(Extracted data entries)
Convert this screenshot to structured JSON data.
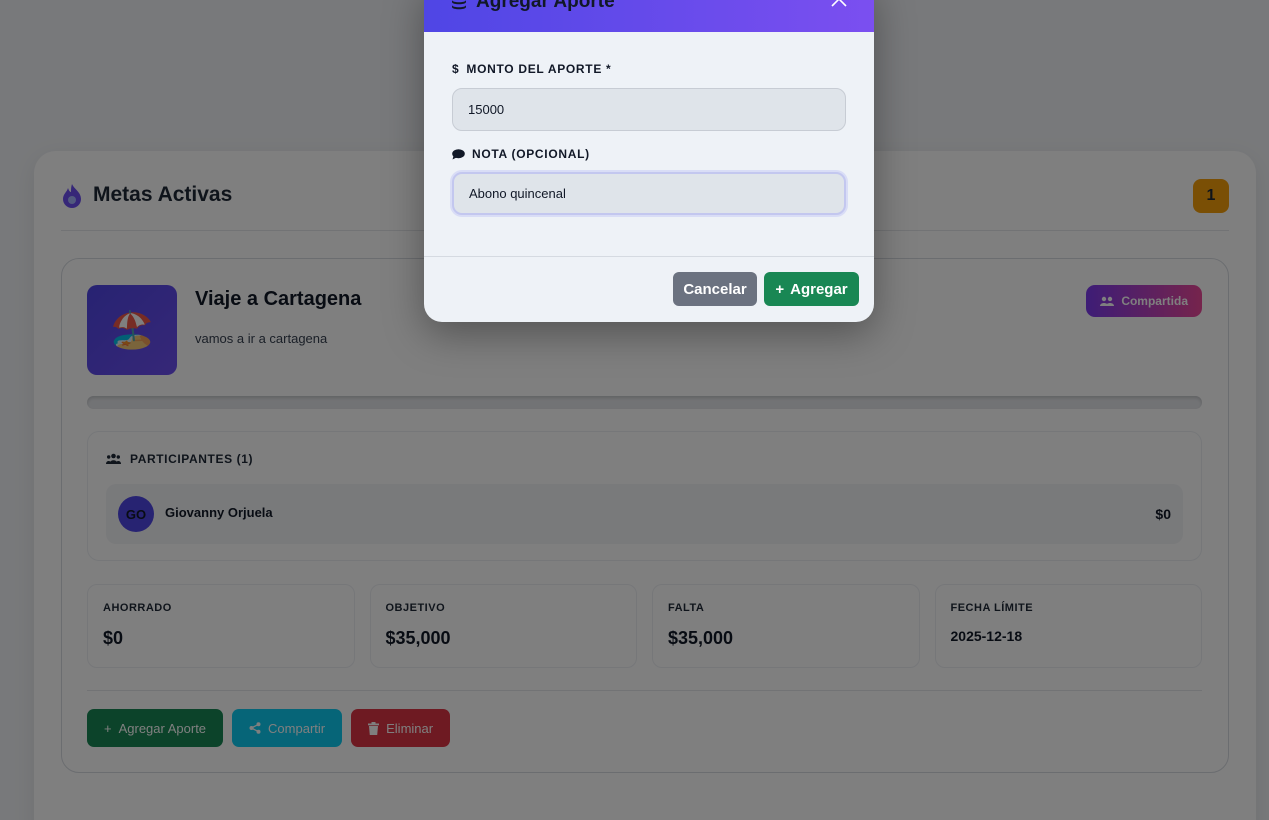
{
  "page": {
    "section_title": "Metas Activas",
    "active_count": "1"
  },
  "goal": {
    "emoji": "🏖️",
    "name": "Viaje a Cartagena",
    "description": "vamos a ir a cartagena",
    "shared_label": "Compartida",
    "progress_fraction": 0.0,
    "participants_title": "PARTICIPANTES (1)",
    "participants": [
      {
        "initials": "GO",
        "name": "Giovanny Orjuela",
        "amount": "$0"
      }
    ],
    "stats": [
      {
        "label": "AHORRADO",
        "value": "$0"
      },
      {
        "label": "OBJETIVO",
        "value": "$35,000"
      },
      {
        "label": "FALTA",
        "value": "$35,000"
      },
      {
        "label": "FECHA LÍMITE",
        "value": "2025-12-18"
      }
    ],
    "actions": {
      "add_label": "Agregar Aporte",
      "share_label": "Compartir",
      "delete_label": "Eliminar"
    }
  },
  "modal": {
    "title": "Agregar Aporte",
    "amount_label": "MONTO DEL APORTE *",
    "amount_value": "15000",
    "note_label": "NOTA (OPCIONAL)",
    "note_value": "Abono quincenal",
    "cancel_label": "Cancelar",
    "submit_label": "Agregar"
  },
  "colors": {
    "primary": "#4f46e5",
    "accent": "#7b4ff0",
    "success": "#198754",
    "info": "#0dcaf0",
    "danger": "#dc3545",
    "warning": "#f59e0b"
  }
}
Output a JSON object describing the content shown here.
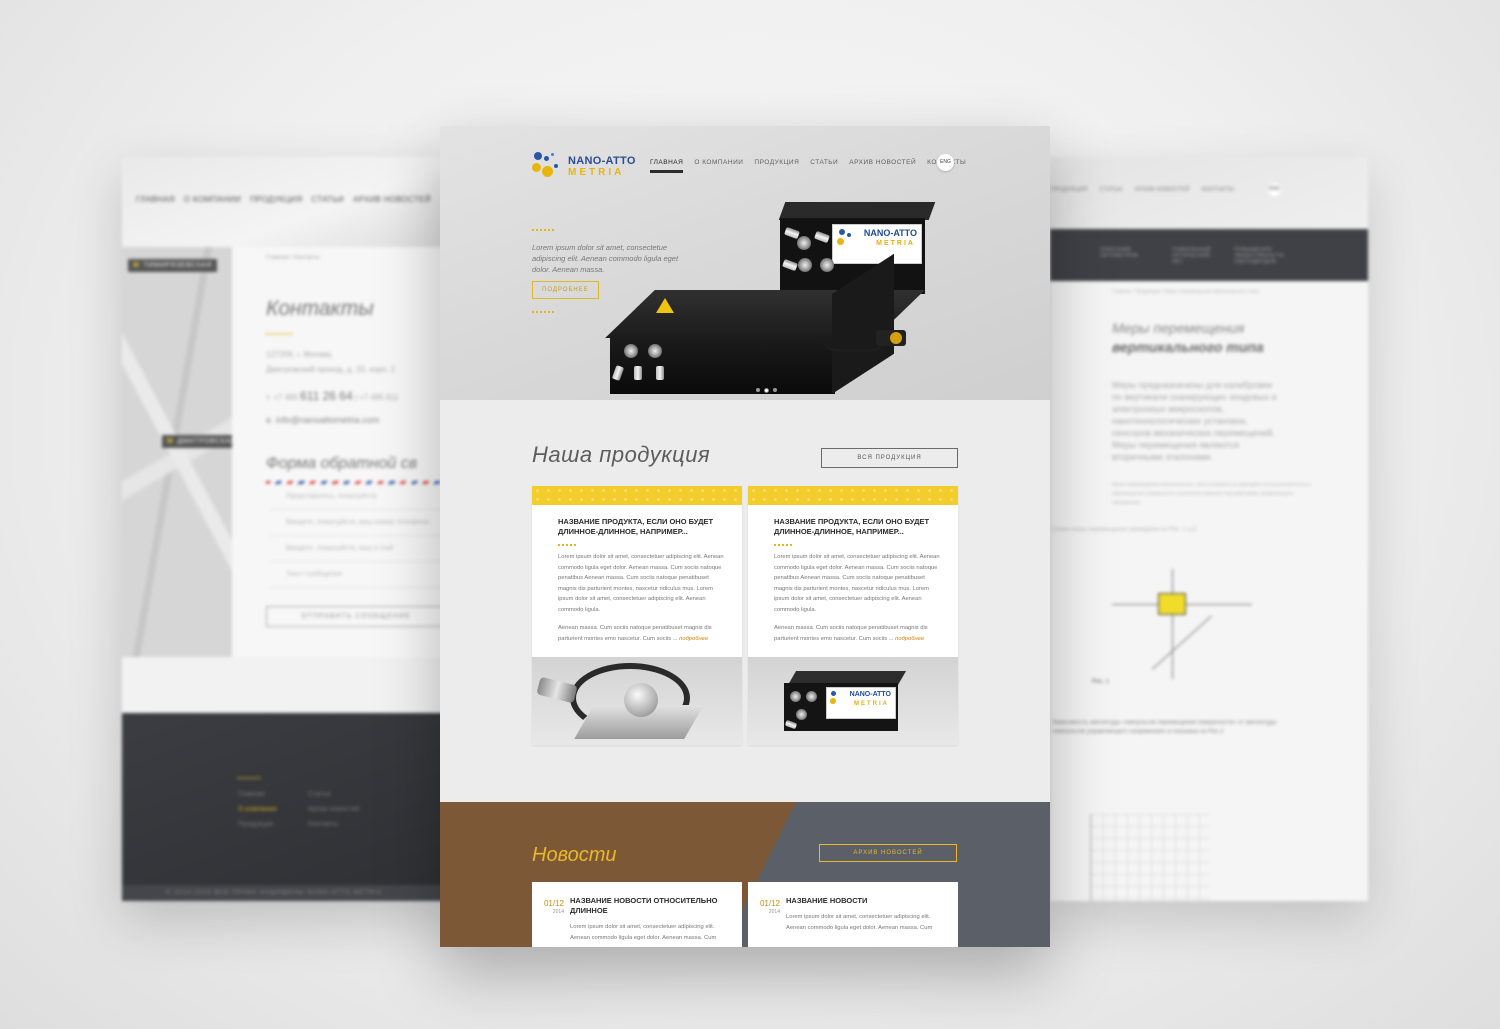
{
  "main": {
    "logo": {
      "line1": "NANO-ATTO",
      "line2": "METRIA"
    },
    "nav": [
      "ГЛАВНАЯ",
      "О КОМПАНИИ",
      "ПРОДУКЦИЯ",
      "СТАТЬИ",
      "АРХИВ НОВОСТЕЙ",
      "КОНТАКТЫ"
    ],
    "nav_active_index": 0,
    "lang": "ENG",
    "hero": {
      "text": "Lorem ipsum dolor sit amet, consectetue adipiscing elit. Aenean commodo ligula eget dolor. Aenean massa.",
      "button": "ПОДРОБНЕЕ",
      "device_label": {
        "line1": "NANO-ATTO",
        "line2": "METRIA"
      },
      "slides": 3,
      "active_slide": 1
    },
    "products": {
      "title": "Наша продукция",
      "all_button": "ВСЯ ПРОДУКЦИЯ",
      "cards": [
        {
          "title": "НАЗВАНИЕ ПРОДУКТА, ЕСЛИ ОНО БУДЕТ ДЛИННОЕ-ДЛИННОЕ, НАПРИМЕР...",
          "text1": "Lorem ipsum dolor sit amet, consectetuer adipiscing elit. Aenean commodo ligula eget dolor. Aenean massa. Cum sociis natoque penatibus Aenean massa. Cum sociis natoque penatibuset magnis dis parturient montes, nascetur ridiculus mus. Lorem ipsum dolor sit amet, consectetuer adipiscing elit. Aenean commodo ligula.",
          "text2": "Aenean massa. Cum sociis natoque penatibuset magnis dis parturient montes emo nascetur. Cum sociis ...",
          "more": "подробнее"
        },
        {
          "title": "НАЗВАНИЕ ПРОДУКТА, ЕСЛИ ОНО БУДЕТ ДЛИННОЕ-ДЛИННОЕ, НАПРИМЕР...",
          "text1": "Lorem ipsum dolor sit amet, consectetuer adipiscing elit. Aenean commodo ligula eget dolor. Aenean massa. Cum sociis natoque penatibus Aenean massa. Cum sociis natoque penatibuset magnis dis parturient montes, nascetur ridiculus mus. Lorem ipsum dolor sit amet, consectetuer adipiscing elit. Aenean commodo ligula.",
          "text2": "Aenean massa. Cum sociis natoque penatibuset magnis dis parturient montes emo nascetur. Cum sociis ...",
          "more": "подробнее",
          "device_label": {
            "line1": "NANO-ATTO",
            "line2": "METRIA"
          }
        }
      ]
    },
    "news": {
      "title": "Новости",
      "archive_button": "АРХИВ НОВОСТЕЙ",
      "items": [
        {
          "date": "01/12",
          "year": "2014",
          "title": "НАЗВАНИЕ НОВОСТИ ОТНОСИТЕЛЬНО ДЛИННОЕ",
          "text": "Lorem ipsum dolor sit amet, consectetuer adipiscing elit. Aenean commodo ligula eget dolor. Aenean massa. Cum"
        },
        {
          "date": "01/12",
          "year": "2014",
          "title": "НАЗВАНИЕ НОВОСТИ",
          "text": "Lorem ipsum dolor sit amet, consectetuer adipiscing elit. Aenean commodo ligula eget dolor. Aenean massa. Cum"
        }
      ]
    }
  },
  "left_page": {
    "nav": [
      "ГЛАВНАЯ",
      "О КОМПАНИИ",
      "ПРОДУКЦИЯ",
      "СТАТЬИ",
      "АРХИВ НОВОСТЕЙ"
    ],
    "map_labels": [
      "ТИМИРЯЗЕВСКАЯ",
      "ДМИТРОВСКАЯ"
    ],
    "breadcrumb": "Главная  /  Контакты",
    "title": "Контакты",
    "address": [
      "127206, г. Москва,",
      "Дмитровский проезд, д. 20, корп. 2"
    ],
    "phone_prefix": "т.  +7 495",
    "phone_number": "611 26 64",
    "phone2": "|   +7 495 611",
    "email": "е.  info@nanoattometria.com",
    "form_title": "Форма обратной св",
    "fields": [
      "Представьтесь, пожалуйста",
      "Введите, пожалуйста, ваш номер телефона",
      "Введите, пожалуйста, ваш e-mail",
      "Текст сообщения"
    ],
    "submit": "ОТПРАВИТЬ СООБЩЕНИЕ",
    "footer_col1": [
      "Главная",
      "О компании",
      "Продукция"
    ],
    "footer_col2": [
      "Статьи",
      "Архив новостей",
      "Контакты"
    ],
    "copyright": "© 2014-2015 ВСЕ ПРАВА ЗАЩИЩЕНЫ NANO-ATTO METRIA"
  },
  "right_page": {
    "nav": [
      "ПРОДУКЦИЯ",
      "СТАТЬИ",
      "АРХИВ НОВОСТЕЙ",
      "КОНТАКТЫ"
    ],
    "lang": "ENG",
    "band_items": [
      "ОПИСАНИЕ ОКТОМЕТРОВ",
      "УНИКАЛЬНЫЙ ОПТИЧЕСКИЙ НЕТ",
      "ПОВЫШЕНИЯ ЭФФЕКТИВНОСТИ СВЕТОДИОДОВ"
    ],
    "breadcrumb": "Главная / Продукция / Меры перемещения вертикального типа",
    "title_line1": "Меры перемещения",
    "title_line2": "вертикального типа",
    "text": "Меры предназначены для калибровки по вертикали сканирующих зондовых и электронных микроскопов, нанотехнологических установок, сенсоров механических перемещений. Меры перемещения являются вторичными эталонами.",
    "small_text": "Меры перемещения вертикального типа основаны на принципе пьезоэлектрического перемещения поверхности эталонного зеркала под действием управляющего напряжения.",
    "diagram_caption": "Схема меры перемещения приведена на Рис. 1 а,б.",
    "fig_label": "Рис. 1",
    "bottom_text": "Зависимость амплитуды «импульсов перемещения поверхности» от амплитуды «импульсов управляющего напряжения» в показана на Рис.2"
  }
}
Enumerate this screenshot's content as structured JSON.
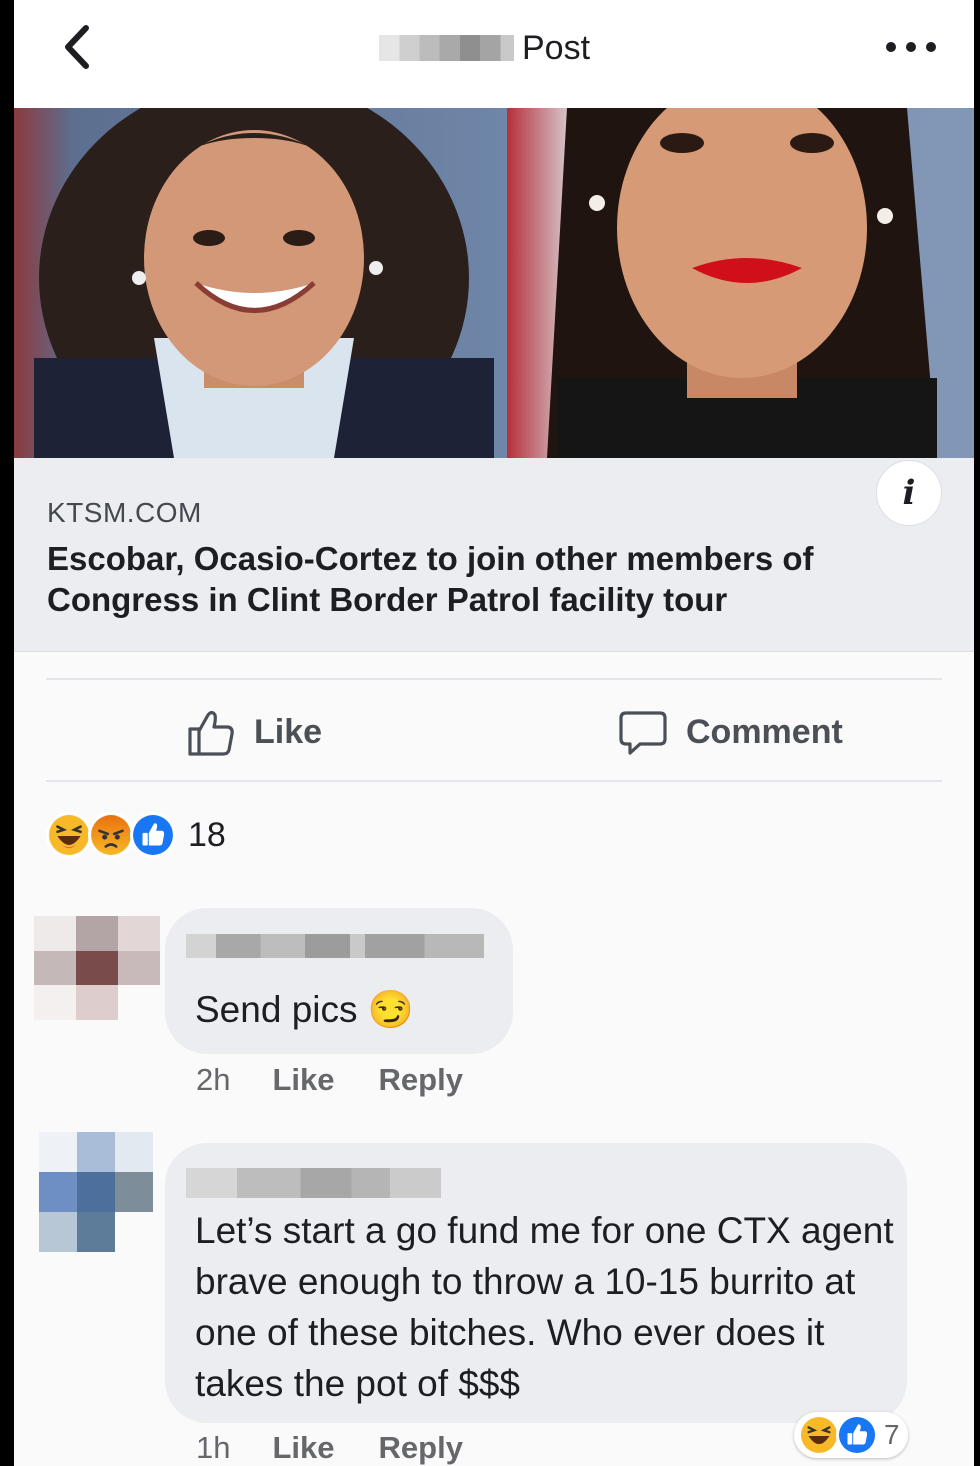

▶ **What to work on**: Repeat the listing in full and exactly. Leave any pictures out.

▶ **Task response**:
Convert this screenshot to structured JSON data.
{
  "page": {
    "section_title": "Metas Activas",
    "active_count": "1"
  },
  "goal": {
    "emoji": "🏖️",
    "name": "Viaje a Cartagena",
    "description": "vamos a ir a cartagena",
    "shared_label": "Compartida",
    "progress_fraction": 0.0,
    "participants_title": "PARTICIPANTES (1)",
    "participants": [
      {
        "initials": "GO",
        "name": "Giovanny Orjuela",
        "amount": "$0"
      }
    ],
    "stats": [
      {
        "label": "AHORRADO",
        "value": "$0"
      },
      {
        "label": "OBJETIVO",
        "value": "$35,000"
      },
      {
        "label": "FALTA",
        "value": "$35,000"
      },
      {
        "label": "FECHA LÍMITE",
        "value": "2025-12-18"
      }
    ],
    "actions": {
      "add_label": "Agregar Aporte",
      "share_label": "Compartir",
      "delete_label": "Eliminar"
    }
  },
  "modal": {
    "title": "Agregar Aporte",
    "amount_label": "MONTO DEL APORTE *",
    "amount_value": "15000",
    "note_label": "NOTA (OPCIONAL)",
    "note_value": "Abono quincenal",
    "cancel_label": "Cancelar",
    "submit_label": "Agregar"
  },
  "colors": {
    "primary": "#4f46e5",
    "accent": "#7b4ff0",
    "success": "#198754",
    "info": "#0dcaf0",
    "danger": "#dc3545",
    "warning": "#f59e0b"
  }
}
Output a JSON object describing the content shown here.
{
  "main": {
    "logo": {
      "line1": "NANO-ATTO",
      "line2": "METRIA"
    },
    "nav": [
      "ГЛАВНАЯ",
      "О КОМПАНИИ",
      "ПРОДУКЦИЯ",
      "СТАТЬИ",
      "АРХИВ НОВОСТЕЙ",
      "КОНТАКТЫ"
    ],
    "nav_active_index": 0,
    "lang": "ENG",
    "hero": {
      "text": "Lorem ipsum dolor sit amet, consectetue adipiscing elit. Aenean commodo ligula eget dolor. Aenean massa.",
      "button": "ПОДРОБНЕЕ",
      "device_label": {
        "line1": "NANO-ATTO",
        "line2": "METRIA"
      },
      "slides": 3,
      "active_slide": 1
    },
    "products": {
      "title": "Наша продукция",
      "all_button": "ВСЯ ПРОДУКЦИЯ",
      "cards": [
        {
          "title": "НАЗВАНИЕ ПРОДУКТА, ЕСЛИ ОНО БУДЕТ ДЛИННОЕ-ДЛИННОЕ, НАПРИМЕР...",
          "text1": "Lorem ipsum dolor sit amet, consectetuer adipiscing elit. Aenean commodo ligula eget dolor. Aenean massa. Cum sociis natoque penatibus Aenean massa. Cum sociis natoque penatibuset magnis dis parturient montes, nascetur ridiculus mus. Lorem ipsum dolor sit amet, consectetuer adipiscing elit. Aenean commodo ligula.",
          "text2": "Aenean massa. Cum sociis natoque penatibuset magnis dis parturient montes emo nascetur. Cum sociis ...",
          "more": "подробнее"
        },
        {
          "title": "НАЗВАНИЕ ПРОДУКТА, ЕСЛИ ОНО БУДЕТ ДЛИННОЕ-ДЛИННОЕ, НАПРИМЕР...",
          "text1": "Lorem ipsum dolor sit amet, consectetuer adipiscing elit. Aenean commodo ligula eget dolor. Aenean massa. Cum sociis natoque penatibus Aenean massa. Cum sociis natoque penatibuset magnis dis parturient montes, nascetur ridiculus mus. Lorem ipsum dolor sit amet, consectetuer adipiscing elit. Aenean commodo ligula.",
          "text2": "Aenean massa. Cum sociis natoque penatibuset magnis dis parturient montes emo nascetur. Cum sociis ...",
          "more": "подробнее",
          "device_label": {
            "line1": "NANO-ATTO",
            "line2": "METRIA"
          }
        }
      ]
    },
    "news": {
      "title": "Новости",
      "archive_button": "АРХИВ НОВОСТЕЙ",
      "items": [
        {
          "date": "01/12",
          "year": "2014",
          "title": "НАЗВАНИЕ НОВОСТИ ОТНОСИТЕЛЬНО ДЛИННОЕ",
          "text": "Lorem ipsum dolor sit amet, consectetuer adipiscing elit. Aenean commodo ligula eget dolor. Aenean massa. Cum"
        },
        {
          "date": "01/12",
          "year": "2014",
          "title": "НАЗВАНИЕ НОВОСТИ",
          "text": "Lorem ipsum dolor sit amet, consectetuer adipiscing elit. Aenean commodo ligula eget dolor. Aenean massa. Cum"
        }
      ]
    }
  },
  "left_page": {
    "nav": [
      "ГЛАВНАЯ",
      "О КОМПАНИИ",
      "ПРОДУКЦИЯ",
      "СТАТЬИ",
      "АРХИВ НОВОСТЕЙ"
    ],
    "map_labels": [
      "ТИМИРЯЗЕВСКАЯ",
      "ДМИТРОВСКАЯ"
    ],
    "breadcrumb": "Главная  /  Контакты",
    "title": "Контакты",
    "address": [
      "127206, г. Москва,",
      "Дмитровский проезд, д. 20, корп. 2"
    ],
    "phone_prefix": "т.  +7 495",
    "phone_number": "611 26 64",
    "phone2": "|   +7 495 611",
    "email": "е.  info@nanoattometria.com",
    "form_title": "Форма обратной св",
    "fields": [
      "Представьтесь, пожалуйста",
      "Введите, пожалуйста, ваш номер телефона",
      "Введите, пожалуйста, ваш e-mail",
      "Текст сообщения"
    ],
    "submit": "ОТПРАВИТЬ СООБЩЕНИЕ",
    "footer_col1": [
      "Главная",
      "О компании",
      "Продукция"
    ],
    "footer_col2": [
      "Статьи",
      "Архив новостей",
      "Контакты"
    ],
    "copyright": "© 2014-2015 ВСЕ ПРАВА ЗАЩИЩЕНЫ NANO-ATTO METRIA"
  },
  "right_page": {
    "nav": [
      "ПРОДУКЦИЯ",
      "СТАТЬИ",
      "АРХИВ НОВОСТЕЙ",
      "КОНТАКТЫ"
    ],
    "lang": "ENG",
    "band_items": [
      "ОПИСАНИЕ ОКТОМЕТРОВ",
      "УНИКАЛЬНЫЙ ОПТИЧЕСКИЙ НЕТ",
      "ПОВЫШЕНИЯ ЭФФЕКТИВНОСТИ СВЕТОДИОДОВ"
    ],
    "breadcrumb": "Главная / Продукция / Меры перемещения вертикального типа",
    "title_line1": "Меры перемещения",
    "title_line2": "вертикального типа",
    "text": "Меры предназначены для калибровки по вертикали сканирующих зондовых и электронных микроскопов, нанотехнологических установок, сенсоров механических перемещений. Меры перемещения являются вторичными эталонами.",
    "small_text": "Меры перемещения вертикального типа основаны на принципе пьезоэлектрического перемещения поверхности эталонного зеркала под действием управляющего напряжения.",
    "diagram_caption": "Схема меры перемещения приведена на Рис. 1 а,б.",
    "fig_label": "Рис. 1",
    "bottom_text": "Зависимость амплитуды «импульсов перемещения поверхности» от амплитуды «импульсов управляющего напряжения» в показана на Рис.2"
  }
}
Enumerate this screenshot's content as structured JSON.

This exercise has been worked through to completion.